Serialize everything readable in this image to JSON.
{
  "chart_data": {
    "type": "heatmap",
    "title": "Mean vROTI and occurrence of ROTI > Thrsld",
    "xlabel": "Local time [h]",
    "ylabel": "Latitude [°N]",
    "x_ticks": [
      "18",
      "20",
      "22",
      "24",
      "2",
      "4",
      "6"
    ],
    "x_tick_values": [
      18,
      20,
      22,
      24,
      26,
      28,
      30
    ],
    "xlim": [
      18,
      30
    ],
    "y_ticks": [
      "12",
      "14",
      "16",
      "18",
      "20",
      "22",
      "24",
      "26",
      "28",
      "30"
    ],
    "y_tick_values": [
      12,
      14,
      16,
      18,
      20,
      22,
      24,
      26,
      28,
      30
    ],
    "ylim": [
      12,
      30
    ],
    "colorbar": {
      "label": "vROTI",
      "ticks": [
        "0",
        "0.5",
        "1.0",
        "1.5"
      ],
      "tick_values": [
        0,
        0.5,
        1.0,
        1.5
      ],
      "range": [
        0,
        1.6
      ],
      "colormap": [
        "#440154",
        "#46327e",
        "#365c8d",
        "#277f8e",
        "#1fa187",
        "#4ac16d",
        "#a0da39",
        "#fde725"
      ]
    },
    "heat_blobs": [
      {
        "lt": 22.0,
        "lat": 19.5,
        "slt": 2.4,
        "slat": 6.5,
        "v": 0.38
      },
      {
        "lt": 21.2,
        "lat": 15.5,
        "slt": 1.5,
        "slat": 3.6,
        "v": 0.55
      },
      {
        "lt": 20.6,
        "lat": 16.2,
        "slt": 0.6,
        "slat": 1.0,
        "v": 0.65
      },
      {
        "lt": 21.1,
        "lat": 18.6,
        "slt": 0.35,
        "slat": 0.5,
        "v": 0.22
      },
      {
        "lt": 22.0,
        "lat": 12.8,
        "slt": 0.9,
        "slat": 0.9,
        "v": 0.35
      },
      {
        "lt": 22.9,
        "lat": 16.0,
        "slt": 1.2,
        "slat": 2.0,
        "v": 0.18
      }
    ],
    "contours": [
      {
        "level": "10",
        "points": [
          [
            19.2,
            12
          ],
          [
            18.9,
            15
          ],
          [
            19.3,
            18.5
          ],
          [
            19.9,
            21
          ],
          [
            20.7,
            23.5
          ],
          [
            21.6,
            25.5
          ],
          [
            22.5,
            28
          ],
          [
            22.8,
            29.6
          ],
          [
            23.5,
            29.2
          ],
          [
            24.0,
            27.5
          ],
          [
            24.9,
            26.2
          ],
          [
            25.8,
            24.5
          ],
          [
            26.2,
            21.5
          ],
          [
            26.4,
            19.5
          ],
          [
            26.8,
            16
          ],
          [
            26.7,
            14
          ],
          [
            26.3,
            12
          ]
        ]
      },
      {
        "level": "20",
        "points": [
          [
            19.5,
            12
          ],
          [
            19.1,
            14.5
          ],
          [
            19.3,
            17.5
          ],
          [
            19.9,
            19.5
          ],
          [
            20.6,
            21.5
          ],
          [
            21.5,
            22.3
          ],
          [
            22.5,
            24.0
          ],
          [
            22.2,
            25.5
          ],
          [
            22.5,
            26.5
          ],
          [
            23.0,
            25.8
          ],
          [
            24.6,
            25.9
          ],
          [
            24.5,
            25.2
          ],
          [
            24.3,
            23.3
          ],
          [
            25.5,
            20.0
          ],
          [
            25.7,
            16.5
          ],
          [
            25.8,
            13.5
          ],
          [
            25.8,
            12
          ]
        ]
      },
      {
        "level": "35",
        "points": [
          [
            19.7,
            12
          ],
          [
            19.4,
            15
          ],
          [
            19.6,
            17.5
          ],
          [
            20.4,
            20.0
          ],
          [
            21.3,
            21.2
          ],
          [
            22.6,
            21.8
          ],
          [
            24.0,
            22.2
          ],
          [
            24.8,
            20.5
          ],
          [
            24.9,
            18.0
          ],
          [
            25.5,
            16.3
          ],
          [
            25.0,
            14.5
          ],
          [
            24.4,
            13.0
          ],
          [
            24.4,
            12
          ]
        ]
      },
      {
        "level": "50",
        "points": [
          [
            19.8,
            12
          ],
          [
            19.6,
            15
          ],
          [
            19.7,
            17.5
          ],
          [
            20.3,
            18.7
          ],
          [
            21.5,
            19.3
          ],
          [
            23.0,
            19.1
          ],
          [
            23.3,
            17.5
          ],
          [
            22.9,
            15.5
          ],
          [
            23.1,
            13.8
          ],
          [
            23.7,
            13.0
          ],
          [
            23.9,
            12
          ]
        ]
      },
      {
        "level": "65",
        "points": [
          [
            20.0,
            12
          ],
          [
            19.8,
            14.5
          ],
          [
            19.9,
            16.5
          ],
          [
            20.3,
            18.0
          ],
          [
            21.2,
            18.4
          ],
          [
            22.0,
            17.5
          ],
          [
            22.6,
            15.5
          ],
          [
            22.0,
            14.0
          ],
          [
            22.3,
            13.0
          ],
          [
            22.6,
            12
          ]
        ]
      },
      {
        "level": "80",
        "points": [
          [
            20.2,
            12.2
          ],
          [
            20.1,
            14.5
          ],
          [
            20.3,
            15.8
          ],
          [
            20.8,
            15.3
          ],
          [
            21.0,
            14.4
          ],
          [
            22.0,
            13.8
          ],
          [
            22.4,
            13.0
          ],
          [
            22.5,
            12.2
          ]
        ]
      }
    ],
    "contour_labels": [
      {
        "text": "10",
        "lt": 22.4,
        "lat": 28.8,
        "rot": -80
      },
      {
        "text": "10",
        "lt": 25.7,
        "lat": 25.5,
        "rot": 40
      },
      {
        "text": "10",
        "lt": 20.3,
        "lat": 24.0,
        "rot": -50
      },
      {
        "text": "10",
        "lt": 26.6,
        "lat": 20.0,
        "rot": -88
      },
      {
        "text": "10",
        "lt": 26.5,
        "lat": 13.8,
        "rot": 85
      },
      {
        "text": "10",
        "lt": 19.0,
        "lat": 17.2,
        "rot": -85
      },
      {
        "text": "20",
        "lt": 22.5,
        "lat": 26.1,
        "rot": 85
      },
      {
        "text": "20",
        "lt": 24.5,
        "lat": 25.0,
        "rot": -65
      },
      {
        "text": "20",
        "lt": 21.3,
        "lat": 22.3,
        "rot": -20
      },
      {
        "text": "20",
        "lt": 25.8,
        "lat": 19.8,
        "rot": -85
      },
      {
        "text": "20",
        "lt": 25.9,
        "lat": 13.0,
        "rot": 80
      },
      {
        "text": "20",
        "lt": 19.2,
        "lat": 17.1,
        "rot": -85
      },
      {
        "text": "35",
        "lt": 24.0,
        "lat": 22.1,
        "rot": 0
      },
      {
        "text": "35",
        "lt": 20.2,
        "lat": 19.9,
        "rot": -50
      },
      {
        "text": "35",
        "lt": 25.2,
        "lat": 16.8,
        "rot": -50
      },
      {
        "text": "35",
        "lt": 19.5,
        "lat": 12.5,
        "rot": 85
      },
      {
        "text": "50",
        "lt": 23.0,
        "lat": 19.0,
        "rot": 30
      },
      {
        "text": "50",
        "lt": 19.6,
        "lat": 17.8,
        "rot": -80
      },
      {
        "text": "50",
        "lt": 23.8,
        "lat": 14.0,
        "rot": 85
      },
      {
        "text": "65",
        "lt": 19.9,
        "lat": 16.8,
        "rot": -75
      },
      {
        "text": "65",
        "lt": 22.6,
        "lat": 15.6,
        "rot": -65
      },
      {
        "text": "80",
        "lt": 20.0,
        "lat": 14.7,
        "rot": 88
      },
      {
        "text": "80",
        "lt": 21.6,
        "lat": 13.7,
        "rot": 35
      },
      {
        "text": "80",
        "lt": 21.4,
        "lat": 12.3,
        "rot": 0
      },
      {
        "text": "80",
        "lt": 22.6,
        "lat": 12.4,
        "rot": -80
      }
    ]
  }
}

- - - - -

SET PROBLEM — List every line in the records above that contains the word "vROTI".

PROBLEM SOLUTION —
    "title": "Mean vROTI and occurrence of ROTI > Thrsld",
      "label": "vROTI",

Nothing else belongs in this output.